┌──

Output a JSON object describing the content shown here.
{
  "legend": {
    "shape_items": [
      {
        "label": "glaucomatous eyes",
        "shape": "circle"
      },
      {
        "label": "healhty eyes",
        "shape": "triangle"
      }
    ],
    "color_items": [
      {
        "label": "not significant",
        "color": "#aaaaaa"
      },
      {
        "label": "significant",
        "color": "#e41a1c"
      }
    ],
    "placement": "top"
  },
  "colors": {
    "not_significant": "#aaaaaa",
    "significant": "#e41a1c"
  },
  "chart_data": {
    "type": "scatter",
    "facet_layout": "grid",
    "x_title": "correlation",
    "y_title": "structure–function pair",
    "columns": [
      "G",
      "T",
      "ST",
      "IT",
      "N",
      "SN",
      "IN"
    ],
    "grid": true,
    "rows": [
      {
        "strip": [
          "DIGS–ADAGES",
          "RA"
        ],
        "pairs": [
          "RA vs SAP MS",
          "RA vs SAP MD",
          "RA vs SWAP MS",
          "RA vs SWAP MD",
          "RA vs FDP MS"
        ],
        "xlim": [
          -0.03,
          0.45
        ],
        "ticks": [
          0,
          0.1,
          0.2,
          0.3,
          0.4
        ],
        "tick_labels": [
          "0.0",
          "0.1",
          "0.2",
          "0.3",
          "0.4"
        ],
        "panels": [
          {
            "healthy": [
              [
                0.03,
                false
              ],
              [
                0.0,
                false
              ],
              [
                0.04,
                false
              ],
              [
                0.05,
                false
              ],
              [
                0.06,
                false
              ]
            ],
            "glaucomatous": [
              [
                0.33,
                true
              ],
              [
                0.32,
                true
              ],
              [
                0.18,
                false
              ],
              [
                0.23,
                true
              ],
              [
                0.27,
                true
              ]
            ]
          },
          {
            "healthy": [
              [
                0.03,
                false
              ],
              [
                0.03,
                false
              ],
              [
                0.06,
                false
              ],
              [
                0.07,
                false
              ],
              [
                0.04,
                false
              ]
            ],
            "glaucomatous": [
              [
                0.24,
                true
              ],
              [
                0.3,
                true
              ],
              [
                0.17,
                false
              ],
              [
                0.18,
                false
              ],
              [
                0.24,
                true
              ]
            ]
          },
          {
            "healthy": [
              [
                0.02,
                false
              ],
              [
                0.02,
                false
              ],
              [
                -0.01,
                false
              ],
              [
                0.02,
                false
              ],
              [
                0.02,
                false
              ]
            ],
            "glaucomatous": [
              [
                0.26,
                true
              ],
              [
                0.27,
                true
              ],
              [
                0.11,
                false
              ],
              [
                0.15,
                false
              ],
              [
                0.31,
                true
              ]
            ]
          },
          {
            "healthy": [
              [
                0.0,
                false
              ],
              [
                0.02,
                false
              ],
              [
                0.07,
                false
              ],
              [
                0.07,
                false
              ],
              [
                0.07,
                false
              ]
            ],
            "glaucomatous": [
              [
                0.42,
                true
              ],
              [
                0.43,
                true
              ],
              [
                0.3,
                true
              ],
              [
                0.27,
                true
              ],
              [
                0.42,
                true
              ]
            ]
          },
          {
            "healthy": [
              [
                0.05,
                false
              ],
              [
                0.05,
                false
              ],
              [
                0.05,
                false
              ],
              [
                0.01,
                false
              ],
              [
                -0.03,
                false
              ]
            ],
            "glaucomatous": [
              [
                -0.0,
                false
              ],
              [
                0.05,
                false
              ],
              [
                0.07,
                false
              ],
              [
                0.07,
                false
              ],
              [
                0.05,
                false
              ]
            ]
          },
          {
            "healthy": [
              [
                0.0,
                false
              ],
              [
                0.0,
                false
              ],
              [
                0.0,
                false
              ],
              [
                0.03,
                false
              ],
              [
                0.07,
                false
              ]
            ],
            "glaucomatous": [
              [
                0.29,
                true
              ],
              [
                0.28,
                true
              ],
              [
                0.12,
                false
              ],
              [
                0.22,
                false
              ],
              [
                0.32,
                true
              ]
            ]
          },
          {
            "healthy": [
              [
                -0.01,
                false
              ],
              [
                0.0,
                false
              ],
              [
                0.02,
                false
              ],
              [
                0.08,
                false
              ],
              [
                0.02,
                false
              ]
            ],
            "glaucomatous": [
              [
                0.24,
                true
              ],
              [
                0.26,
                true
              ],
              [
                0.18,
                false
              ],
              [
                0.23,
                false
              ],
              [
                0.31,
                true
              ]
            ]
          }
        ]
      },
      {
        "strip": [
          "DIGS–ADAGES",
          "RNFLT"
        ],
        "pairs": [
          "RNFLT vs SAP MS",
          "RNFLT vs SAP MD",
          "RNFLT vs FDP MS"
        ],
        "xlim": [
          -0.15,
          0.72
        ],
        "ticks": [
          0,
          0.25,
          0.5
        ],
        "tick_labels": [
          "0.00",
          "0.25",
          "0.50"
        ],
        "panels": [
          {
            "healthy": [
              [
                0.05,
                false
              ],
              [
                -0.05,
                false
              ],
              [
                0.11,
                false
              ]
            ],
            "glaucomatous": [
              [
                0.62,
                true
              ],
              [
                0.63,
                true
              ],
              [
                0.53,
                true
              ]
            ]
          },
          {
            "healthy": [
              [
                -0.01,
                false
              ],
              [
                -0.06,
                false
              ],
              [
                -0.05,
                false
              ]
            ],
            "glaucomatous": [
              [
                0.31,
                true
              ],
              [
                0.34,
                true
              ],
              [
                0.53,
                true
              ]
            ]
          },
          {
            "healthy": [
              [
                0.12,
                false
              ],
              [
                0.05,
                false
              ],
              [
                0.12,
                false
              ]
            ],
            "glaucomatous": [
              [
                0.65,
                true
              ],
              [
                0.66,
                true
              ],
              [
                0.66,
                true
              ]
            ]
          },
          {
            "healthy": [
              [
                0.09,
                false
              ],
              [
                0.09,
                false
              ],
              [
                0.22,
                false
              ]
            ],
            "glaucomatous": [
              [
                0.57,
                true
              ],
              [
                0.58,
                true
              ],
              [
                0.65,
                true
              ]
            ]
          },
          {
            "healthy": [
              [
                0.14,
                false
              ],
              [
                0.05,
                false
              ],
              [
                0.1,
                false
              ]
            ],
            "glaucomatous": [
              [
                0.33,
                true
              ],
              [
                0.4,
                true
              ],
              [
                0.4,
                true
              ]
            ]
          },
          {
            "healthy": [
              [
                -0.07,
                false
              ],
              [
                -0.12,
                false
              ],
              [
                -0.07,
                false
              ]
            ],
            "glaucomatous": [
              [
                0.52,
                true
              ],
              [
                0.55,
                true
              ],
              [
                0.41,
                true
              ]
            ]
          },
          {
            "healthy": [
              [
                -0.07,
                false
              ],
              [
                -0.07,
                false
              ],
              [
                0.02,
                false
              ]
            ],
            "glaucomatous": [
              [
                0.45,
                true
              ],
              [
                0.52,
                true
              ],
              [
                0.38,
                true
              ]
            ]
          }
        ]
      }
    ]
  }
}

└──

Written task: Every record should be given again exactly.

Task response:
Output a JSON object describing the content shown here.
{
  "legend": {
    "shape_items": [
      {
        "label": "glaucomatous eyes",
        "shape": "circle"
      },
      {
        "label": "healhty eyes",
        "shape": "triangle"
      }
    ],
    "color_items": [
      {
        "label": "not significant",
        "color": "#aaaaaa"
      },
      {
        "label": "significant",
        "color": "#e41a1c"
      }
    ],
    "placement": "top"
  },
  "colors": {
    "not_significant": "#aaaaaa",
    "significant": "#e41a1c"
  },
  "chart_data": {
    "type": "scatter",
    "facet_layout": "grid",
    "x_title": "correlation",
    "y_title": "structure–function pair",
    "columns": [
      "G",
      "T",
      "ST",
      "IT",
      "N",
      "SN",
      "IN"
    ],
    "grid": true,
    "rows": [
      {
        "strip": [
          "DIGS–ADAGES",
          "RA"
        ],
        "pairs": [
          "RA vs SAP MS",
          "RA vs SAP MD",
          "RA vs SWAP MS",
          "RA vs SWAP MD",
          "RA vs FDP MS"
        ],
        "xlim": [
          -0.03,
          0.45
        ],
        "ticks": [
          0,
          0.1,
          0.2,
          0.3,
          0.4
        ],
        "tick_labels": [
          "0.0",
          "0.1",
          "0.2",
          "0.3",
          "0.4"
        ],
        "panels": [
          {
            "healthy": [
              [
                0.03,
                false
              ],
              [
                0.0,
                false
              ],
              [
                0.04,
                false
              ],
              [
                0.05,
                false
              ],
              [
                0.06,
                false
              ]
            ],
            "glaucomatous": [
              [
                0.33,
                true
              ],
              [
                0.32,
                true
              ],
              [
                0.18,
                false
              ],
              [
                0.23,
                true
              ],
              [
                0.27,
                true
              ]
            ]
          },
          {
            "healthy": [
              [
                0.03,
                false
              ],
              [
                0.03,
                false
              ],
              [
                0.06,
                false
              ],
              [
                0.07,
                false
              ],
              [
                0.04,
                false
              ]
            ],
            "glaucomatous": [
              [
                0.24,
                true
              ],
              [
                0.3,
                true
              ],
              [
                0.17,
                false
              ],
              [
                0.18,
                false
              ],
              [
                0.24,
                true
              ]
            ]
          },
          {
            "healthy": [
              [
                0.02,
                false
              ],
              [
                0.02,
                false
              ],
              [
                -0.01,
                false
              ],
              [
                0.02,
                false
              ],
              [
                0.02,
                false
              ]
            ],
            "glaucomatous": [
              [
                0.26,
                true
              ],
              [
                0.27,
                true
              ],
              [
                0.11,
                false
              ],
              [
                0.15,
                false
              ],
              [
                0.31,
                true
              ]
            ]
          },
          {
            "healthy": [
              [
                0.0,
                false
              ],
              [
                0.02,
                false
              ],
              [
                0.07,
                false
              ],
              [
                0.07,
                false
              ],
              [
                0.07,
                false
              ]
            ],
            "glaucomatous": [
              [
                0.42,
                true
              ],
              [
                0.43,
                true
              ],
              [
                0.3,
                true
              ],
              [
                0.27,
                true
              ],
              [
                0.42,
                true
              ]
            ]
          },
          {
            "healthy": [
              [
                0.05,
                false
              ],
              [
                0.05,
                false
              ],
              [
                0.05,
                false
              ],
              [
                0.01,
                false
              ],
              [
                -0.03,
                false
              ]
            ],
            "glaucomatous": [
              [
                -0.0,
                false
              ],
              [
                0.05,
                false
              ],
              [
                0.07,
                false
              ],
              [
                0.07,
                false
              ],
              [
                0.05,
                false
              ]
            ]
          },
          {
            "healthy": [
              [
                0.0,
                false
              ],
              [
                0.0,
                false
              ],
              [
                0.0,
                false
              ],
              [
                0.03,
                false
              ],
              [
                0.07,
                false
              ]
            ],
            "glaucomatous": [
              [
                0.29,
                true
              ],
              [
                0.28,
                true
              ],
              [
                0.12,
                false
              ],
              [
                0.22,
                false
              ],
              [
                0.32,
                true
              ]
            ]
          },
          {
            "healthy": [
              [
                -0.01,
                false
              ],
              [
                0.0,
                false
              ],
              [
                0.02,
                false
              ],
              [
                0.08,
                false
              ],
              [
                0.02,
                false
              ]
            ],
            "glaucomatous": [
              [
                0.24,
                true
              ],
              [
                0.26,
                true
              ],
              [
                0.18,
                false
              ],
              [
                0.23,
                false
              ],
              [
                0.31,
                true
              ]
            ]
          }
        ]
      },
      {
        "strip": [
          "DIGS–ADAGES",
          "RNFLT"
        ],
        "pairs": [
          "RNFLT vs SAP MS",
          "RNFLT vs SAP MD",
          "RNFLT vs FDP MS"
        ],
        "xlim": [
          -0.15,
          0.72
        ],
        "ticks": [
          0,
          0.25,
          0.5
        ],
        "tick_labels": [
          "0.00",
          "0.25",
          "0.50"
        ],
        "panels": [
          {
            "healthy": [
              [
                0.05,
                false
              ],
              [
                -0.05,
                false
              ],
              [
                0.11,
                false
              ]
            ],
            "glaucomatous": [
              [
                0.62,
                true
              ],
              [
                0.63,
                true
              ],
              [
                0.53,
                true
              ]
            ]
          },
          {
            "healthy": [
              [
                -0.01,
                false
              ],
              [
                -0.06,
                false
              ],
              [
                -0.05,
                false
              ]
            ],
            "glaucomatous": [
              [
                0.31,
                true
              ],
              [
                0.34,
                true
              ],
              [
                0.53,
                true
              ]
            ]
          },
          {
            "healthy": [
              [
                0.12,
                false
              ],
              [
                0.05,
                false
              ],
              [
                0.12,
                false
              ]
            ],
            "glaucomatous": [
              [
                0.65,
                true
              ],
              [
                0.66,
                true
              ],
              [
                0.66,
                true
              ]
            ]
          },
          {
            "healthy": [
              [
                0.09,
                false
              ],
              [
                0.09,
                false
              ],
              [
                0.22,
                false
              ]
            ],
            "glaucomatous": [
              [
                0.57,
                true
              ],
              [
                0.58,
                true
              ],
              [
                0.65,
                true
              ]
            ]
          },
          {
            "healthy": [
              [
                0.14,
                false
              ],
              [
                0.05,
                false
              ],
              [
                0.1,
                false
              ]
            ],
            "glaucomatous": [
              [
                0.33,
                true
              ],
              [
                0.4,
                true
              ],
              [
                0.4,
                true
              ]
            ]
          },
          {
            "healthy": [
              [
                -0.07,
                false
              ],
              [
                -0.12,
                false
              ],
              [
                -0.07,
                false
              ]
            ],
            "glaucomatous": [
              [
                0.52,
                true
              ],
              [
                0.55,
                true
              ],
              [
                0.41,
                true
              ]
            ]
          },
          {
            "healthy": [
              [
                -0.07,
                false
              ],
              [
                -0.07,
                false
              ],
              [
                0.02,
                false
              ]
            ],
            "glaucomatous": [
              [
                0.45,
                true
              ],
              [
                0.52,
                true
              ],
              [
                0.38,
                true
              ]
            ]
          }
        ]
      }
    ]
  }
}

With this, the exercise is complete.